**Problem description:**
Please reproduce all of the records below, swapping each "Counts/sec" for "Counts per second" and keeping everything else the same.

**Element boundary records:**

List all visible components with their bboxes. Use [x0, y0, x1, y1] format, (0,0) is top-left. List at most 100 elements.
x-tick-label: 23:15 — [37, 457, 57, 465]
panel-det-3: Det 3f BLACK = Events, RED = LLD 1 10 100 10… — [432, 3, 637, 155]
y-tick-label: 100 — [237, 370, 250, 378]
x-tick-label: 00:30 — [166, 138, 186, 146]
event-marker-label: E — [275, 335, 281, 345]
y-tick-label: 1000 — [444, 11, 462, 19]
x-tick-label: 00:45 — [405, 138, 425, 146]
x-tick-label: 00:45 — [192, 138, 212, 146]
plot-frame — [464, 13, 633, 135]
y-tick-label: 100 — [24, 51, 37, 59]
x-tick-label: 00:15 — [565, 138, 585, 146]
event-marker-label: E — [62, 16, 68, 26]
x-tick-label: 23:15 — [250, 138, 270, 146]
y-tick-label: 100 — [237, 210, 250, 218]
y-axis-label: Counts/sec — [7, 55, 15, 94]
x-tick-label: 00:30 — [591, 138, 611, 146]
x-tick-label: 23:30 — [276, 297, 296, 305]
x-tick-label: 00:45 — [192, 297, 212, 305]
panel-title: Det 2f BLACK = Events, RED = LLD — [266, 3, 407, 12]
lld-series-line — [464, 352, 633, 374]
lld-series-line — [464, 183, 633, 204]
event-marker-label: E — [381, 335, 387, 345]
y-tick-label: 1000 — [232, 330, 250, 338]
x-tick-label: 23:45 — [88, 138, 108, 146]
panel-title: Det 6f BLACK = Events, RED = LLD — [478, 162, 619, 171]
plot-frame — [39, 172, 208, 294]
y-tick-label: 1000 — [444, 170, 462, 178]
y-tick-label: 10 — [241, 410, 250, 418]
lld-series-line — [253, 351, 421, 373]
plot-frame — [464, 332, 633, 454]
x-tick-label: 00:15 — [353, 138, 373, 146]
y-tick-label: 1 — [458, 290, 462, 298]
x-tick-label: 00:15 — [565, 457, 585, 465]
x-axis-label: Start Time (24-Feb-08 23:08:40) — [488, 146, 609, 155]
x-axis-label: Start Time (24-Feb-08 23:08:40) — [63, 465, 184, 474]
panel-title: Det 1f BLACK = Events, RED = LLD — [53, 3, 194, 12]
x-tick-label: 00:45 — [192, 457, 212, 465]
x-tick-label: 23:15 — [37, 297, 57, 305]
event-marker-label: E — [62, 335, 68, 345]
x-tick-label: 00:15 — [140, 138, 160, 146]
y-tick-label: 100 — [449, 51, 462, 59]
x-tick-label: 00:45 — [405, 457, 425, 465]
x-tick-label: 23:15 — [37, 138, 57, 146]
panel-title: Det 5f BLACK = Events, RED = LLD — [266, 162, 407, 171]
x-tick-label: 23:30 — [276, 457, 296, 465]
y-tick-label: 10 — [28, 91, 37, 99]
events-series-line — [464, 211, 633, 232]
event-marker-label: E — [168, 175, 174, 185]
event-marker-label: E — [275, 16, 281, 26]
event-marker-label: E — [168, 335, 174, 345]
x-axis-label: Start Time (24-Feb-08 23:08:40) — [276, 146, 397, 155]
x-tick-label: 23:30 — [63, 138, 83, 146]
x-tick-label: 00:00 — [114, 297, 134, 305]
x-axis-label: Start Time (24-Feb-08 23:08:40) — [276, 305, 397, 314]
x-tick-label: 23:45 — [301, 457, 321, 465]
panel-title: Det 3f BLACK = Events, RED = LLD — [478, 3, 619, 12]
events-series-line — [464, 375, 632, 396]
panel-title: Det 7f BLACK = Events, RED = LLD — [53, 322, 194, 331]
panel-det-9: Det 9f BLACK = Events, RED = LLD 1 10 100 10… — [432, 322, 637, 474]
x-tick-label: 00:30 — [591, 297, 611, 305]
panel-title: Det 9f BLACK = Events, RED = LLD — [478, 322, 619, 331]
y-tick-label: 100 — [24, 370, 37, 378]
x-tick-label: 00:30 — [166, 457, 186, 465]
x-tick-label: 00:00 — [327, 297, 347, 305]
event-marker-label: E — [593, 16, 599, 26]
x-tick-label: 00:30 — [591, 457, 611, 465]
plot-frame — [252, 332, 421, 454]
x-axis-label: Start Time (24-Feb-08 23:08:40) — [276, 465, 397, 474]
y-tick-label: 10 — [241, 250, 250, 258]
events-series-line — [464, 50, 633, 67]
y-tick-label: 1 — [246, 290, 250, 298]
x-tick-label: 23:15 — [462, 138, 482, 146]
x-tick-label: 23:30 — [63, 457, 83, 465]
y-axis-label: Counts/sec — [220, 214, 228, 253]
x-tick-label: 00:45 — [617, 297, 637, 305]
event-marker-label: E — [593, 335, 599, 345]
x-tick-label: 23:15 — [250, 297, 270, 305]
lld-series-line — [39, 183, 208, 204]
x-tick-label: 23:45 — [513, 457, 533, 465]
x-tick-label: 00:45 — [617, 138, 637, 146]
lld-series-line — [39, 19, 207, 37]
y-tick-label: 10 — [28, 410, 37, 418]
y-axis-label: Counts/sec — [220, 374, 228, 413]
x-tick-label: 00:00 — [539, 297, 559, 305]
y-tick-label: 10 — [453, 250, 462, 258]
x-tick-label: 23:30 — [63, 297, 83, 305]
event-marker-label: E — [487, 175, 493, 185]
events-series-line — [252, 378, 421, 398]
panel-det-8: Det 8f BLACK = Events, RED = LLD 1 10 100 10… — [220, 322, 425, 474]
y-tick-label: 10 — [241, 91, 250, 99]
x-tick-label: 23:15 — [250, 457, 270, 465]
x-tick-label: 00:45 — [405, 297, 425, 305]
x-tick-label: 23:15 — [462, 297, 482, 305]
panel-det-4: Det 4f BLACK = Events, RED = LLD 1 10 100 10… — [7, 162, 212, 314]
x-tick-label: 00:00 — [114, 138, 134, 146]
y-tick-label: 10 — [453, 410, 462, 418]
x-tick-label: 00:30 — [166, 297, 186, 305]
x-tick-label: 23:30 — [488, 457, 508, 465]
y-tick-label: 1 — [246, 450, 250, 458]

**Final result:**
List all visible components with their bboxes. Use [x0, y0, x1, y1] format, (0,0) is top-left. List at most 100 elements.
x-tick-label: 23:15 — [37, 457, 57, 465]
panel-det-3: Det 3f BLACK = Events, RED = LLD 1 10 100 10… — [432, 3, 637, 155]
y-tick-label: 100 — [237, 370, 250, 378]
x-tick-label: 00:30 — [166, 138, 186, 146]
event-marker-label: E — [275, 335, 281, 345]
y-tick-label: 1000 — [444, 11, 462, 19]
x-tick-label: 00:45 — [405, 138, 425, 146]
x-tick-label: 00:45 — [192, 138, 212, 146]
plot-frame — [464, 13, 633, 135]
y-tick-label: 100 — [24, 51, 37, 59]
x-tick-label: 00:15 — [565, 138, 585, 146]
event-marker-label: E — [62, 16, 68, 26]
x-tick-label: 23:15 — [250, 138, 270, 146]
y-tick-label: 100 — [237, 210, 250, 218]
y-axis-label: Counts per second — [7, 55, 15, 94]
x-tick-label: 00:30 — [591, 138, 611, 146]
x-tick-label: 23:30 — [276, 297, 296, 305]
x-tick-label: 00:45 — [192, 297, 212, 305]
panel-title: Det 2f BLACK = Events, RED = LLD — [266, 3, 407, 12]
lld-series-line — [464, 352, 633, 374]
lld-series-line — [464, 183, 633, 204]
event-marker-label: E — [381, 335, 387, 345]
y-tick-label: 1000 — [232, 330, 250, 338]
x-tick-label: 23:45 — [88, 138, 108, 146]
panel-title: Det 6f BLACK = Events, RED = LLD — [478, 162, 619, 171]
plot-frame — [39, 172, 208, 294]
y-tick-label: 1000 — [444, 170, 462, 178]
y-tick-label: 10 — [241, 410, 250, 418]
lld-series-line — [253, 351, 421, 373]
plot-frame — [464, 332, 633, 454]
x-tick-label: 00:15 — [353, 138, 373, 146]
y-tick-label: 1 — [458, 290, 462, 298]
x-tick-label: 00:15 — [565, 457, 585, 465]
x-axis-label: Start Time (24-Feb-08 23:08:40) — [488, 146, 609, 155]
x-axis-label: Start Time (24-Feb-08 23:08:40) — [63, 465, 184, 474]
panel-title: Det 1f BLACK = Events, RED = LLD — [53, 3, 194, 12]
x-tick-label: 00:45 — [192, 457, 212, 465]
x-tick-label: 23:15 — [37, 297, 57, 305]
event-marker-label: E — [62, 335, 68, 345]
x-tick-label: 00:15 — [140, 138, 160, 146]
y-tick-label: 100 — [449, 51, 462, 59]
x-tick-label: 00:45 — [405, 457, 425, 465]
x-tick-label: 23:15 — [37, 138, 57, 146]
panel-title: Det 5f BLACK = Events, RED = LLD — [266, 162, 407, 171]
x-tick-label: 23:30 — [276, 457, 296, 465]
y-tick-label: 10 — [28, 91, 37, 99]
events-series-line — [464, 211, 633, 232]
event-marker-label: E — [168, 175, 174, 185]
event-marker-label: E — [275, 16, 281, 26]
event-marker-label: E — [168, 335, 174, 345]
x-axis-label: Start Time (24-Feb-08 23:08:40) — [276, 146, 397, 155]
x-tick-label: 23:30 — [63, 138, 83, 146]
x-tick-label: 00:00 — [114, 297, 134, 305]
x-axis-label: Start Time (24-Feb-08 23:08:40) — [276, 305, 397, 314]
x-tick-label: 23:45 — [301, 457, 321, 465]
panel-title: Det 3f BLACK = Events, RED = LLD — [478, 3, 619, 12]
events-series-line — [464, 375, 632, 396]
panel-title: Det 7f BLACK = Events, RED = LLD — [53, 322, 194, 331]
panel-det-9: Det 9f BLACK = Events, RED = LLD 1 10 100 10… — [432, 322, 637, 474]
x-tick-label: 00:30 — [591, 297, 611, 305]
panel-title: Det 9f BLACK = Events, RED = LLD — [478, 322, 619, 331]
y-tick-label: 100 — [24, 370, 37, 378]
x-tick-label: 00:30 — [166, 457, 186, 465]
x-tick-label: 00:00 — [327, 297, 347, 305]
event-marker-label: E — [593, 16, 599, 26]
x-tick-label: 00:30 — [591, 457, 611, 465]
plot-frame — [252, 332, 421, 454]
x-axis-label: Start Time (24-Feb-08 23:08:40) — [276, 465, 397, 474]
y-tick-label: 10 — [241, 250, 250, 258]
events-series-line — [464, 50, 633, 67]
y-tick-label: 1 — [246, 290, 250, 298]
x-tick-label: 23:15 — [462, 138, 482, 146]
x-tick-label: 23:30 — [63, 457, 83, 465]
y-axis-label: Counts per second — [220, 214, 228, 253]
x-tick-label: 00:45 — [617, 297, 637, 305]
event-marker-label: E — [593, 335, 599, 345]
x-tick-label: 23:15 — [250, 297, 270, 305]
lld-series-line — [39, 183, 208, 204]
x-tick-label: 23:45 — [513, 457, 533, 465]
x-tick-label: 00:45 — [617, 138, 637, 146]
lld-series-line — [39, 19, 207, 37]
y-tick-label: 10 — [28, 410, 37, 418]
y-axis-label: Counts per second — [220, 374, 228, 413]
x-tick-label: 00:00 — [539, 297, 559, 305]
y-tick-label: 10 — [453, 250, 462, 258]
x-tick-label: 23:30 — [63, 297, 83, 305]
event-marker-label: E — [487, 175, 493, 185]
events-series-line — [252, 378, 421, 398]
panel-det-8: Det 8f BLACK = Events, RED = LLD 1 10 100 10… — [220, 322, 425, 474]
y-tick-label: 10 — [241, 91, 250, 99]
x-tick-label: 23:15 — [250, 457, 270, 465]
x-tick-label: 00:45 — [405, 297, 425, 305]
x-tick-label: 23:15 — [462, 297, 482, 305]
panel-det-4: Det 4f BLACK = Events, RED = LLD 1 10 100 10… — [7, 162, 212, 314]
x-tick-label: 00:00 — [114, 138, 134, 146]
y-tick-label: 10 — [453, 410, 462, 418]
x-tick-label: 00:30 — [166, 297, 186, 305]
x-tick-label: 23:30 — [488, 457, 508, 465]
y-tick-label: 1 — [246, 450, 250, 458]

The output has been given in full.